-- start of Dataset extract --

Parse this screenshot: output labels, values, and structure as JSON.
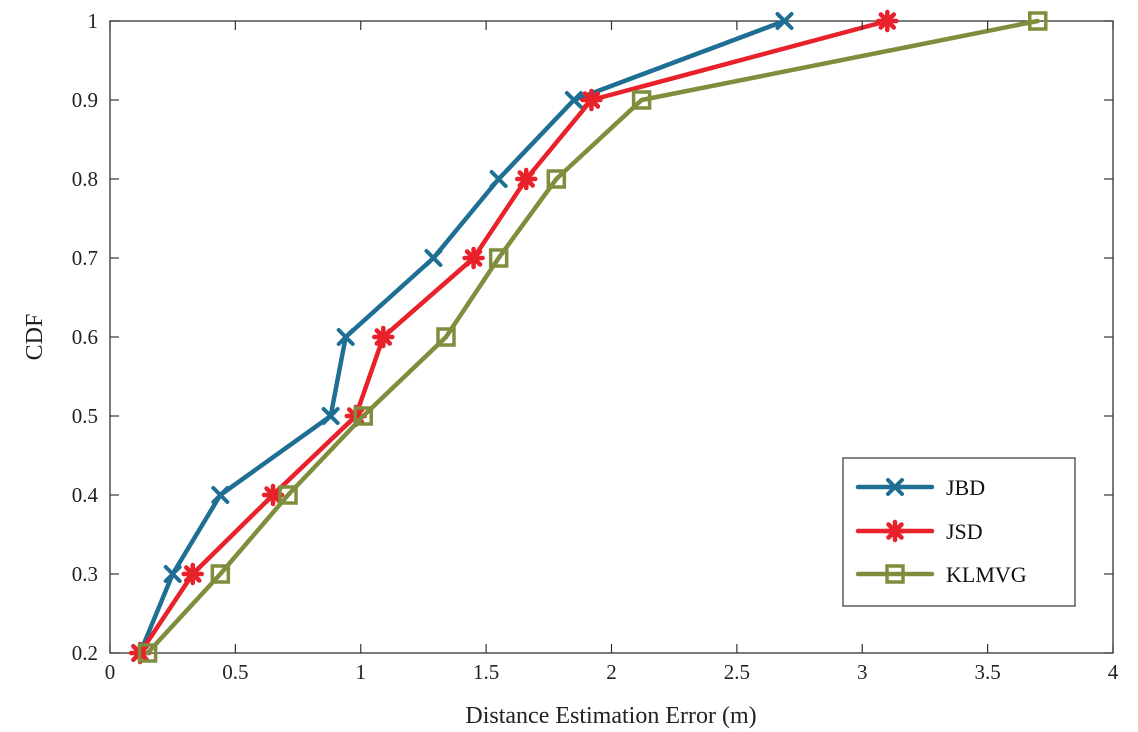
{
  "chart_data": {
    "type": "line",
    "xlabel": "Distance Estimation Error (m)",
    "ylabel": "CDF",
    "xlim": [
      0,
      4
    ],
    "ylim": [
      0.2,
      1
    ],
    "xticks": [
      "0",
      "0.5",
      "1",
      "1.5",
      "2",
      "2.5",
      "3",
      "3.5",
      "4"
    ],
    "yticks": [
      "0.2",
      "0.3",
      "0.4",
      "0.5",
      "0.6",
      "0.7",
      "0.8",
      "0.9",
      "1"
    ],
    "grid": false,
    "legend_position": "bottom-right",
    "series": [
      {
        "name": "JBD",
        "color": "#1f6e94",
        "marker": "x",
        "x": [
          0.12,
          0.25,
          0.44,
          0.88,
          0.94,
          1.29,
          1.55,
          1.85,
          2.69
        ],
        "y": [
          0.2,
          0.3,
          0.4,
          0.5,
          0.6,
          0.7,
          0.8,
          0.9,
          1.0
        ]
      },
      {
        "name": "JSD",
        "color": "#e8212b",
        "marker": "star",
        "x": [
          0.12,
          0.33,
          0.65,
          0.98,
          1.09,
          1.45,
          1.66,
          1.92,
          3.1
        ],
        "y": [
          0.2,
          0.3,
          0.4,
          0.5,
          0.6,
          0.7,
          0.8,
          0.9,
          1.0
        ]
      },
      {
        "name": "KLMVG",
        "color": "#7f8e3c",
        "marker": "square",
        "x": [
          0.15,
          0.44,
          0.71,
          1.01,
          1.34,
          1.55,
          1.78,
          2.12,
          3.7
        ],
        "y": [
          0.2,
          0.3,
          0.4,
          0.5,
          0.6,
          0.7,
          0.8,
          0.9,
          1.0
        ]
      }
    ]
  }
}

-- end of Dataset extract --

- **Written problem**
Report only how many lines in the listing contain the string "color".

- **Response to this task**
3